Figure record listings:
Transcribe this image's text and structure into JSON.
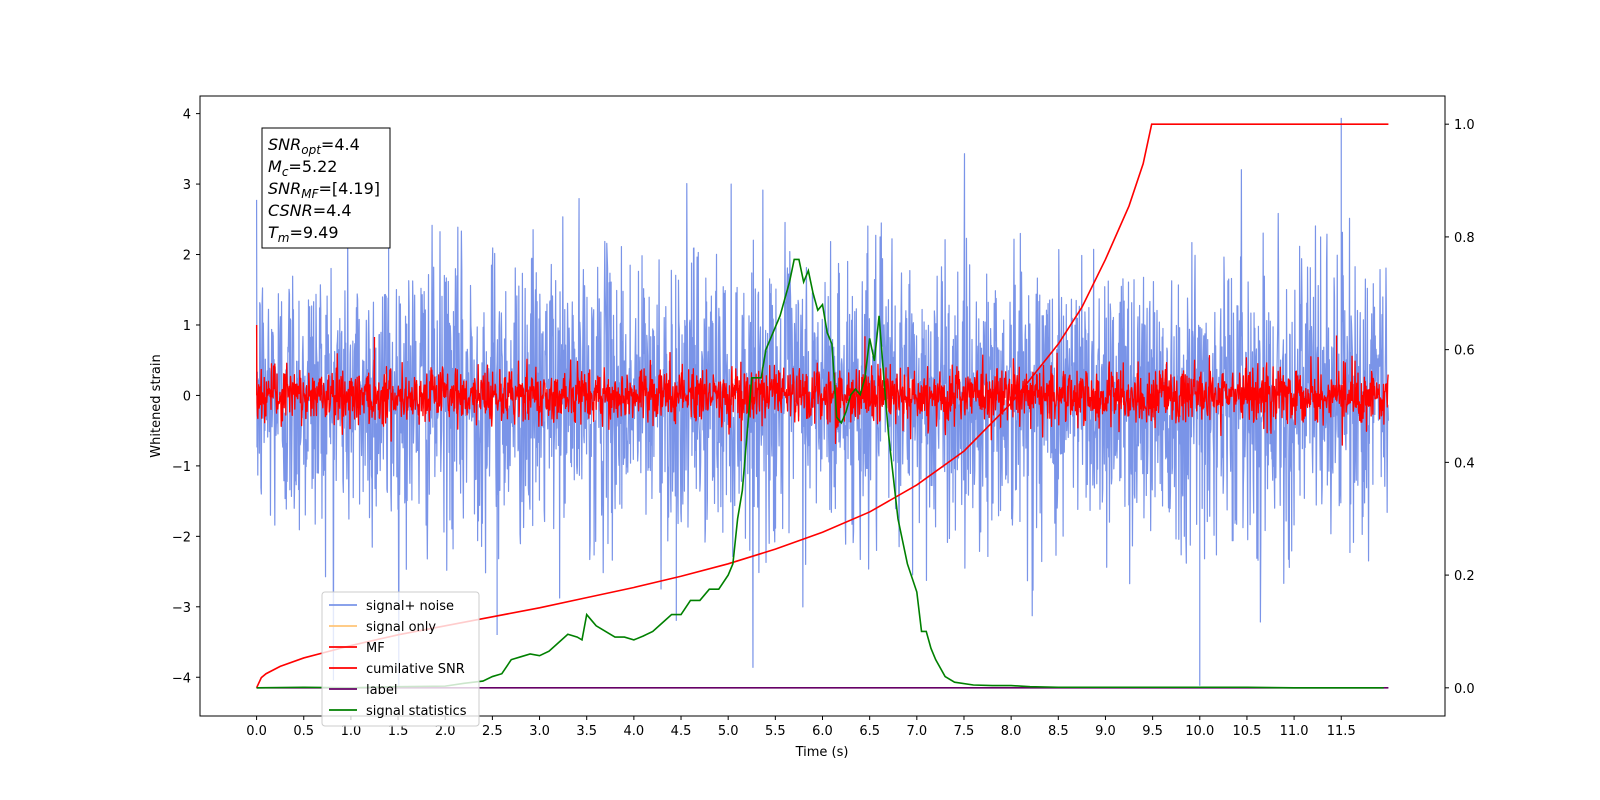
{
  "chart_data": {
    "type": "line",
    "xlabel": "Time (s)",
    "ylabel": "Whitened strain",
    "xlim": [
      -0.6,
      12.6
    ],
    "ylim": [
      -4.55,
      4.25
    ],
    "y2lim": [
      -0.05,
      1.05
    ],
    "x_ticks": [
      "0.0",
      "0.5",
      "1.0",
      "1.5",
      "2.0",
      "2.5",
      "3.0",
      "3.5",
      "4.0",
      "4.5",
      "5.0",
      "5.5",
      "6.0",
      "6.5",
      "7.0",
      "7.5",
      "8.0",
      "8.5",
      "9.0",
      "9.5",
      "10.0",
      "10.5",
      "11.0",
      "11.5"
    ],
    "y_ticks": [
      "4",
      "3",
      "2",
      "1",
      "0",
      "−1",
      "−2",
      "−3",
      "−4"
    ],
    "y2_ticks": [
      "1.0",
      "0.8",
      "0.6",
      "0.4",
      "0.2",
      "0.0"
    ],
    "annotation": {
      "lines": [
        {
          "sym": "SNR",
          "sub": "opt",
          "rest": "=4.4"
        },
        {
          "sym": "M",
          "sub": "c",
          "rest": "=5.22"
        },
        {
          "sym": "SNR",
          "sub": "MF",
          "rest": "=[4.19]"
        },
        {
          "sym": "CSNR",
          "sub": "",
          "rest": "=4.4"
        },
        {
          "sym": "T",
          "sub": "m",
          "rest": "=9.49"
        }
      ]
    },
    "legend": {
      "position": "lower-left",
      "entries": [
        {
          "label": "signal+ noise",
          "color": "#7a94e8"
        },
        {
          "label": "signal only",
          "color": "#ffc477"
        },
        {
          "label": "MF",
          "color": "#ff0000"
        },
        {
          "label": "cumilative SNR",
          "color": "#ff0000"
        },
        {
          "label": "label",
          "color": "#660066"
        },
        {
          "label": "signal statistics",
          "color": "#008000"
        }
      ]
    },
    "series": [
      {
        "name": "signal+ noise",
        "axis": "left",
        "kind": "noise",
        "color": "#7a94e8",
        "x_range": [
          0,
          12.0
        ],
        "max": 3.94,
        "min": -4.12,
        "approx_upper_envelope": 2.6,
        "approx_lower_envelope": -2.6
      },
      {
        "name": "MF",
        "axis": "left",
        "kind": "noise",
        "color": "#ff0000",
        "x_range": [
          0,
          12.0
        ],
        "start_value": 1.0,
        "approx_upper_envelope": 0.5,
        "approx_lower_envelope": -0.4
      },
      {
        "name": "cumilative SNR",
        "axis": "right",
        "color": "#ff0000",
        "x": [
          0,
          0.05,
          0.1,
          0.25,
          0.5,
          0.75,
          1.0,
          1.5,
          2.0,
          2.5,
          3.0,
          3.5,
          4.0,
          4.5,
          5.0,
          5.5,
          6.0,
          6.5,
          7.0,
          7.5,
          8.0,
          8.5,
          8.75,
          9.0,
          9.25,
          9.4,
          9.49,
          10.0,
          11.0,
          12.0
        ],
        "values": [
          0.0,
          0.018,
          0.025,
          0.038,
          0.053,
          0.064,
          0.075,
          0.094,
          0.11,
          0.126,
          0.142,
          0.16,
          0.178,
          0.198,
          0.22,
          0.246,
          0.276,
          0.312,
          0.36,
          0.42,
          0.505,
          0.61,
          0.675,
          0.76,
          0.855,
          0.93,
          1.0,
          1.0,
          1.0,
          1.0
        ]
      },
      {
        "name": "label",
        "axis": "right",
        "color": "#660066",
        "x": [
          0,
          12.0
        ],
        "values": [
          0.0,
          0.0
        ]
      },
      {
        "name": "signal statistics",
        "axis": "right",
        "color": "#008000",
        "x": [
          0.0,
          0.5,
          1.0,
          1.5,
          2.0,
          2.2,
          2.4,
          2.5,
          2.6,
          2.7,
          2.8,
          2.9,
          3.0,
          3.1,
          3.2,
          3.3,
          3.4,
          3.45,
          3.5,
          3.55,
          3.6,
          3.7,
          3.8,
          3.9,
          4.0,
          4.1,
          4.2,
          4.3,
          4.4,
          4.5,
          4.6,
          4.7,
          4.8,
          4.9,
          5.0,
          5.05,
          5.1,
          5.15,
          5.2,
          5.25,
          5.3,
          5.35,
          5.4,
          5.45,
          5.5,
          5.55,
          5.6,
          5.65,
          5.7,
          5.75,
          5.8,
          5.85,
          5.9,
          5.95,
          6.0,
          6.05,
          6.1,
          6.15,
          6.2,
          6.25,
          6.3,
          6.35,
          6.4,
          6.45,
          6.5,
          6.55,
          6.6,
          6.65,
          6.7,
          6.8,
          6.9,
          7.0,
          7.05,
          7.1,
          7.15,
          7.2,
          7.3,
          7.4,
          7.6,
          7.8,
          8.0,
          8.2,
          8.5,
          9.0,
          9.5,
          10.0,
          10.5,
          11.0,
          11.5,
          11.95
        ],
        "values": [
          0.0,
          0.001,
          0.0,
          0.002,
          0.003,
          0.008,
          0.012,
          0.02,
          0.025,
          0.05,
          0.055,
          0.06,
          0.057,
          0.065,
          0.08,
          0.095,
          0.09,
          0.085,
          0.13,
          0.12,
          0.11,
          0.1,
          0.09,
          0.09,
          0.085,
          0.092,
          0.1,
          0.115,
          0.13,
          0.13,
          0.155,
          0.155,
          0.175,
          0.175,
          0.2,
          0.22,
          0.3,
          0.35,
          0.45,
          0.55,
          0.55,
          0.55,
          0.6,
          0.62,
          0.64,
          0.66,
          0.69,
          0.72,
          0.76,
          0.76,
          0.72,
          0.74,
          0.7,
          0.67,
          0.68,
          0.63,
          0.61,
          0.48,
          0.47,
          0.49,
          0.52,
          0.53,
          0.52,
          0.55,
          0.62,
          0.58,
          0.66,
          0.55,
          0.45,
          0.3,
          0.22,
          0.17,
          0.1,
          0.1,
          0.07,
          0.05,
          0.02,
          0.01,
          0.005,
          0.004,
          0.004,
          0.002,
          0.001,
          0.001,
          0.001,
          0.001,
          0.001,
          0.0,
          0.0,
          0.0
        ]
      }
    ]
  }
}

SHORT EXERCISE:
Identify and extract each line of the listing that contains "noise".

ANSWER IN FULL:
          "label": "signal+ noise",
        "name": "signal+ noise",
        "kind": "noise",
        "kind": "noise",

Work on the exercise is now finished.